Skip the pictures. Copy all the rest of the records down exactly.

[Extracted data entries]
** start **

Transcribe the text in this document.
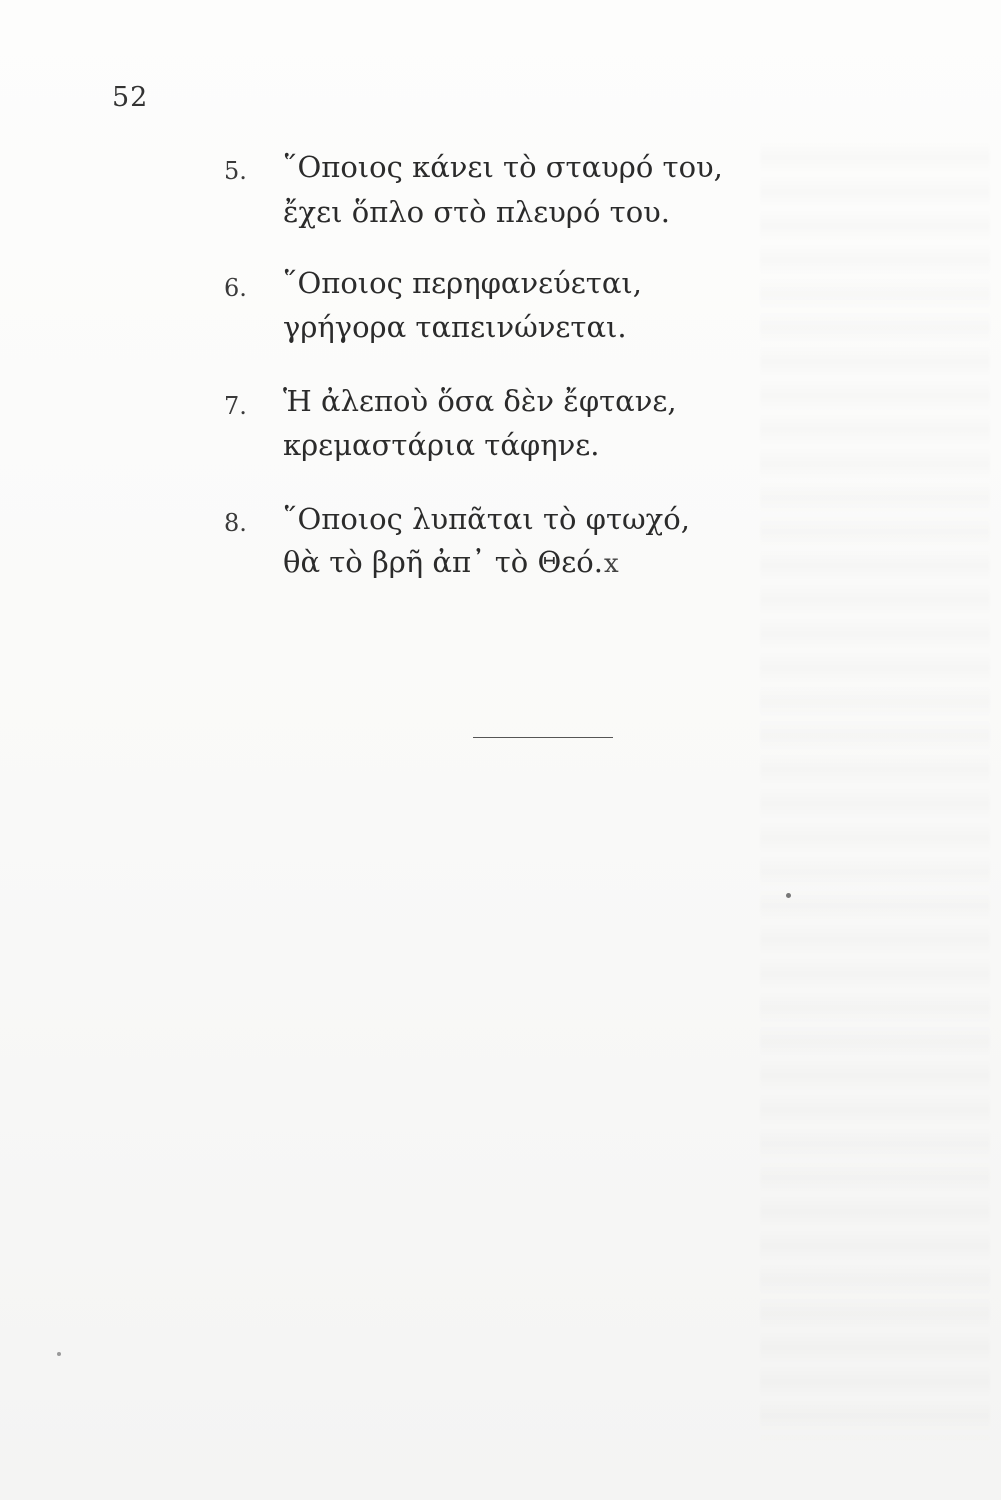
52
5. ῞Οποιος κάνει τὸ σταυρό του,
ἔχει ὅπλο στὸ πλευρό του.
6. ῞Οποιος περηφανεύεται,
γρήγορα ταπεινώνεται.
7. Ἡ ἀλεποὺ ὅσα δὲν ἔφτανε,
κρεμαστάρια τάφηνε.
8. ῞Οποιος λυπᾶται τὸ φτωχό,
θὰ τὸ βρῆ ἀπ᾽ τὸ Θεό.x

** end **

» **Output of the exercise**
Transcribe the text in this document.
52
5. ῞Οποιος κάνει τὸ σταυρό του,
ἔχει ὅπλο στὸ πλευρό του.
6. ῞Οποιος περηφανεύεται,
γρήγορα ταπεινώνεται.
7. Ἡ ἀλεποὺ ὅσα δὲν ἔφτανε,
κρεμαστάρια τάφηνε.
8. ῞Οποιος λυπᾶται τὸ φτωχό,
θὰ τὸ βρῆ ἀπ᾽ τὸ Θεό.x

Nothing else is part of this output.